*SHORT EXERCISE*.
Of all the lines in this data, how many include "Charts"? Respond with the number only.

*RAW DATA*.
++++

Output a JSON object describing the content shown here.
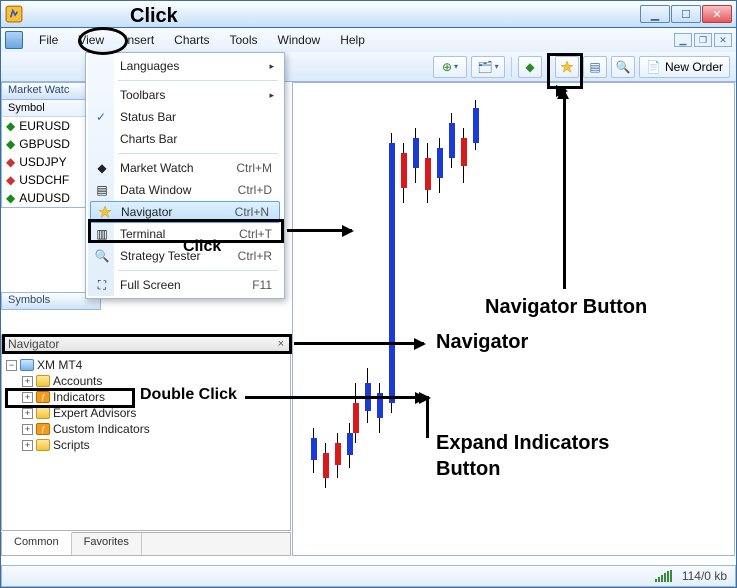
{
  "window": {
    "min_tip": "Minimize",
    "max_tip": "Maximize",
    "close_tip": "Close"
  },
  "menubar": {
    "file": "File",
    "view": "View",
    "insert": "Insert",
    "charts": "Charts",
    "tools": "Tools",
    "window": "Window",
    "help": "Help"
  },
  "toolbar": {
    "new_order": "New Order"
  },
  "view_menu": {
    "languages": "Languages",
    "toolbars": "Toolbars",
    "status_bar": "Status Bar",
    "charts_bar": "Charts Bar",
    "market_watch": "Market Watch",
    "market_watch_sc": "Ctrl+M",
    "data_window": "Data Window",
    "data_window_sc": "Ctrl+D",
    "navigator": "Navigator",
    "navigator_sc": "Ctrl+N",
    "terminal": "Terminal",
    "terminal_sc": "Ctrl+T",
    "strategy_tester": "Strategy Tester",
    "strategy_tester_sc": "Ctrl+R",
    "full_screen": "Full Screen",
    "full_screen_sc": "F11"
  },
  "market_watch": {
    "title": "Market Watc",
    "header": "Symbol",
    "rows": [
      "EURUSD",
      "GBPUSD",
      "USDJPY",
      "USDCHF",
      "AUDUSD"
    ]
  },
  "sidebar": {
    "symbols": "Symbols"
  },
  "navigator": {
    "title": "Navigator",
    "close": "×",
    "root": "XM MT4",
    "accounts": "Accounts",
    "indicators": "Indicators",
    "expert_advisors": "Expert Advisors",
    "custom_indicators": "Custom Indicators",
    "scripts": "Scripts"
  },
  "tabs": {
    "common": "Common",
    "favorites": "Favorites"
  },
  "status": {
    "speed": "114/0 kb"
  },
  "annotations": {
    "click1": "Click",
    "click2": "Click",
    "navbtn": "Navigator Button",
    "nav": "Navigator",
    "dblclick": "Double Click",
    "expand": "Expand Indicators\nButton"
  }
}
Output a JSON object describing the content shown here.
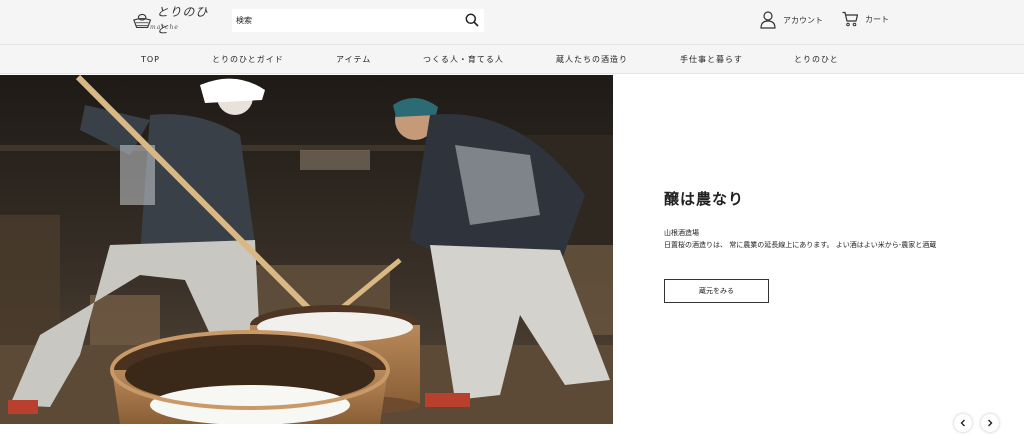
{
  "header": {
    "logo_text": "とりのひと",
    "logo_sub": "marche",
    "search_placeholder": "検索",
    "account_label": "アカウント",
    "cart_label": "カート"
  },
  "nav": {
    "items": [
      {
        "label": "TOP"
      },
      {
        "label": "とりのひとガイド"
      },
      {
        "label": "アイテム"
      },
      {
        "label": "つくる人・育てる人"
      },
      {
        "label": "蔵人たちの酒造り"
      },
      {
        "label": "手仕事と暮らす"
      },
      {
        "label": "とりのひと"
      }
    ]
  },
  "hero": {
    "title": "醸は農なり",
    "brewery": "山根酒造場",
    "description": "日置桜の酒造りは、 常に農業の延長線上にあります。 よい酒はよい米から-農家と酒蔵",
    "button_label": "蔵元をみる"
  },
  "icons": {
    "search": "search-icon",
    "account": "user-icon",
    "cart": "cart-icon",
    "prev": "chevron-left-icon",
    "next": "chevron-right-icon"
  }
}
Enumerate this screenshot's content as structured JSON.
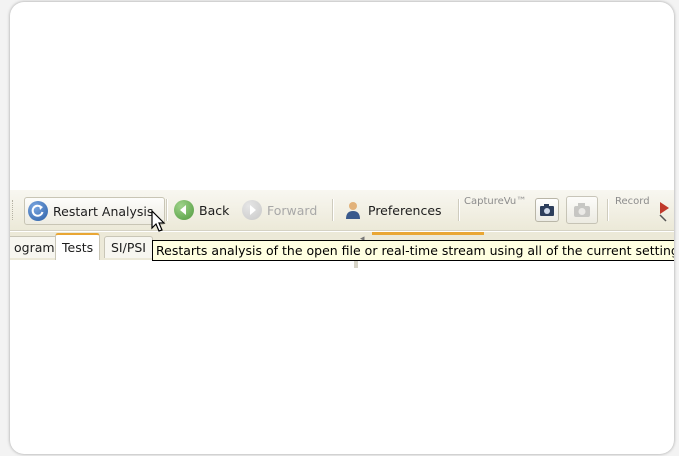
{
  "toolbar": {
    "restart_label": "Restart Analysis",
    "back_label": "Back",
    "forward_label": "Forward",
    "preferences_label": "Preferences",
    "capturevu_label": "CaptureVu™",
    "record_label": "Record"
  },
  "tabs": [
    {
      "label": "ogram"
    },
    {
      "label": "Tests",
      "active": true
    },
    {
      "label": "SI/PSI"
    }
  ],
  "tooltip": {
    "text": "Restarts analysis of the open file or real-time stream using all of the current settings"
  },
  "colors": {
    "restart_icon": "#2b5fa6",
    "back_icon": "#4f9a3d",
    "forward_icon_disabled": "#c8c8c8",
    "tooltip_bg": "#ffffe1",
    "active_tab_accent": "#e9a634"
  }
}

++++

*TASK SOLUTION*.
2